▸ **WHAT TO PRODUCE**
Out of the lines below, please list those that hold the string "Поиск".

▸ **DATA FOR THIS TASK**
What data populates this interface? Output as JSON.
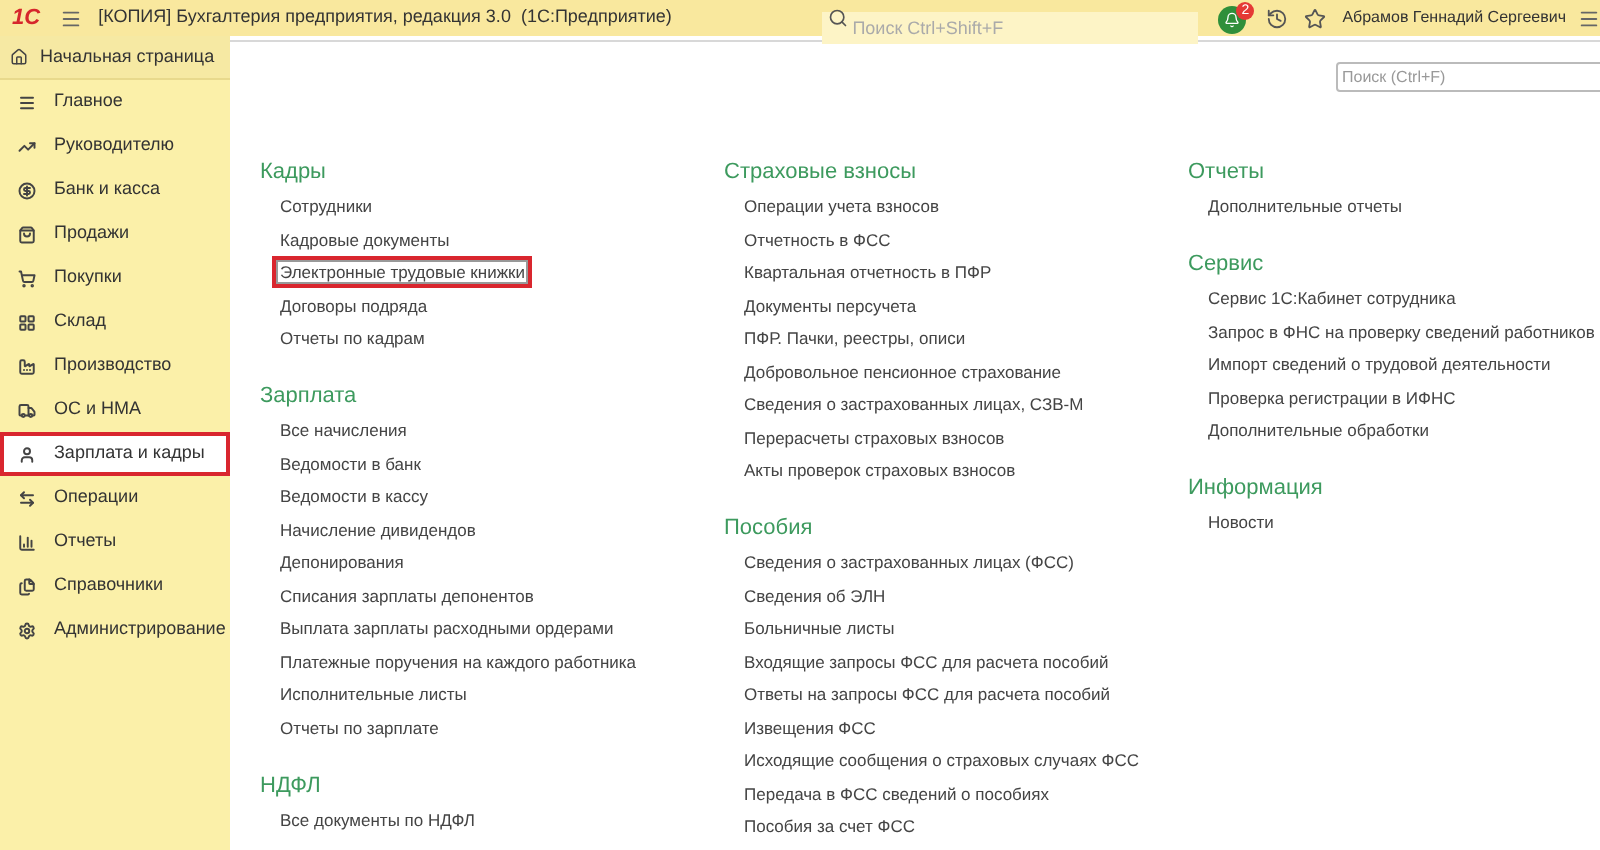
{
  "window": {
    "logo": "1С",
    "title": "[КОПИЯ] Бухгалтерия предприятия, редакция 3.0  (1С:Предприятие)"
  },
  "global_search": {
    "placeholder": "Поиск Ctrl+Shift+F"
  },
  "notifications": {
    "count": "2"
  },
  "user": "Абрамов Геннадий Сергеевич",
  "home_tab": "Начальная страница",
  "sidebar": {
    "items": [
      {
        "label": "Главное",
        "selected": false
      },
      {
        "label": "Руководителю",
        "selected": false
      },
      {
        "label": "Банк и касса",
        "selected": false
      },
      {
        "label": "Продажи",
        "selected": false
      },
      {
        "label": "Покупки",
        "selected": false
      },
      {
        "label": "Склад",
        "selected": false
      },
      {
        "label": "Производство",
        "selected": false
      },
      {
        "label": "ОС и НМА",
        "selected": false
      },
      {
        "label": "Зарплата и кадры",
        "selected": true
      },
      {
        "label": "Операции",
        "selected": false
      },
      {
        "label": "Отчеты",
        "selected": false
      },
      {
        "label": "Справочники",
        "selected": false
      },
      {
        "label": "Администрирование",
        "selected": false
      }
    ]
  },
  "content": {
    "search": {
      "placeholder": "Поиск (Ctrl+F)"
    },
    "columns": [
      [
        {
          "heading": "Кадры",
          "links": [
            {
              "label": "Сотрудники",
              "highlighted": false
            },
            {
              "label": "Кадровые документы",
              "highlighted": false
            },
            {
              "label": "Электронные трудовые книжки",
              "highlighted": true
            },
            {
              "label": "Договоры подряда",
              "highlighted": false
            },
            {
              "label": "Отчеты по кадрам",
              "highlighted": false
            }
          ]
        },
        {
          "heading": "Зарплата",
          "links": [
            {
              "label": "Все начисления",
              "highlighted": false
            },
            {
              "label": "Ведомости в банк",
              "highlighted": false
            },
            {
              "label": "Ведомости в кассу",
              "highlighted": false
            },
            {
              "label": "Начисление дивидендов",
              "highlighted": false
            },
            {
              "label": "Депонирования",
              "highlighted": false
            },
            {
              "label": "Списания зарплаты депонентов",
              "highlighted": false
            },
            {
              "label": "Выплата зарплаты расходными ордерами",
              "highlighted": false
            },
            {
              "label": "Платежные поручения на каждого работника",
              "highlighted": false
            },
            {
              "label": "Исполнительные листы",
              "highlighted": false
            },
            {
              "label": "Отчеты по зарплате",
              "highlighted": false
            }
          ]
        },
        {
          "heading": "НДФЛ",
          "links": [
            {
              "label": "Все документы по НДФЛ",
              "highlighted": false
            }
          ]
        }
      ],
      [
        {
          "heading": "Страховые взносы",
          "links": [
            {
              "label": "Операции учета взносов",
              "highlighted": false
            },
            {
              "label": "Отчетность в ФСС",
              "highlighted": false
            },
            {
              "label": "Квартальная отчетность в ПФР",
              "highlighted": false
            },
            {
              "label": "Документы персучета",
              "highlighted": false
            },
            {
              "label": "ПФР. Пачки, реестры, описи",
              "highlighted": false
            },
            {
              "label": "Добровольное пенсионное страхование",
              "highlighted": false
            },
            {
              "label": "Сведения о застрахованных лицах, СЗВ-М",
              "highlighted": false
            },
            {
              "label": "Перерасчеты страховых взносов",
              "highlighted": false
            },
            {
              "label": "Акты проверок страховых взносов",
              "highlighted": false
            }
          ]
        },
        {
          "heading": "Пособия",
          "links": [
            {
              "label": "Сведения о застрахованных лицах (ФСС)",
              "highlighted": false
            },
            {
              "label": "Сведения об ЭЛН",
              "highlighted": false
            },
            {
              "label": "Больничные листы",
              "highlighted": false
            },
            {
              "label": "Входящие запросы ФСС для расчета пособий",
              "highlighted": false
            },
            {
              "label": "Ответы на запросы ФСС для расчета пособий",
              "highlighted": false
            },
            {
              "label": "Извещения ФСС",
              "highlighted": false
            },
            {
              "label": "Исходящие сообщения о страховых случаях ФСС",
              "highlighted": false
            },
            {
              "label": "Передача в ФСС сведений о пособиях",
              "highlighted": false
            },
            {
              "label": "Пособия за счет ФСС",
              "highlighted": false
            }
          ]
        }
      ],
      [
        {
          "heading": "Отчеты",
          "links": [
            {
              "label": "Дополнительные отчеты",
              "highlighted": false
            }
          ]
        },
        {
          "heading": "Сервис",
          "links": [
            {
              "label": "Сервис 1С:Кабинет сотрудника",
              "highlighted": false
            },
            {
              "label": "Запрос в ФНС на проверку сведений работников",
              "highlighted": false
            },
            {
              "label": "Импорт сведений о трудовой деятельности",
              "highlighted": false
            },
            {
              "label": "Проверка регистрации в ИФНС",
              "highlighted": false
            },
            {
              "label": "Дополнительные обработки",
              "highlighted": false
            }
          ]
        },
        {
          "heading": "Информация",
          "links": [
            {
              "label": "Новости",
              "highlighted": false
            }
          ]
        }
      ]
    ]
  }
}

▸ **THE RESULT**
    "placeholder": "Поиск Ctrl+Shift+F"
      "placeholder": "Поиск (Ctrl+F)"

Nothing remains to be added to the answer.